### Data supplied
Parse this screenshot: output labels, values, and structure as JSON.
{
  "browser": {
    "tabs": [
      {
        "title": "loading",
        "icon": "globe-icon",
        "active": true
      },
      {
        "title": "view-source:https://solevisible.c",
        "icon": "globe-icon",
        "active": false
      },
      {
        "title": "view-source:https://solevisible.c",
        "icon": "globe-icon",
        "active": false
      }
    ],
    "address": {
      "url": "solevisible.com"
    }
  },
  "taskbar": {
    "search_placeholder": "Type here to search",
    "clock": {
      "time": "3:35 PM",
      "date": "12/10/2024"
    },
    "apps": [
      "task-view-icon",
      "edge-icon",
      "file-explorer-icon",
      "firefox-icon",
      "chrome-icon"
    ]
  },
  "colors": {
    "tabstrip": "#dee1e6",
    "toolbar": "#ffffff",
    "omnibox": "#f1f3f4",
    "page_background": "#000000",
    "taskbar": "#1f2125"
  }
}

### Instructions for the task
Return every record above exactly as it appears.

### Problem solution
Parse this screenshot: output labels, values, and structure as JSON.
{
  "browser": {
    "tabs": [
      {
        "title": "loading",
        "icon": "globe-icon",
        "active": true
      },
      {
        "title": "view-source:https://solevisible.c",
        "icon": "globe-icon",
        "active": false
      },
      {
        "title": "view-source:https://solevisible.c",
        "icon": "globe-icon",
        "active": false
      }
    ],
    "address": {
      "url": "solevisible.com"
    }
  },
  "taskbar": {
    "search_placeholder": "Type here to search",
    "clock": {
      "time": "3:35 PM",
      "date": "12/10/2024"
    },
    "apps": [
      "task-view-icon",
      "edge-icon",
      "file-explorer-icon",
      "firefox-icon",
      "chrome-icon"
    ]
  },
  "colors": {
    "tabstrip": "#dee1e6",
    "toolbar": "#ffffff",
    "omnibox": "#f1f3f4",
    "page_background": "#000000",
    "taskbar": "#1f2125"
  }
}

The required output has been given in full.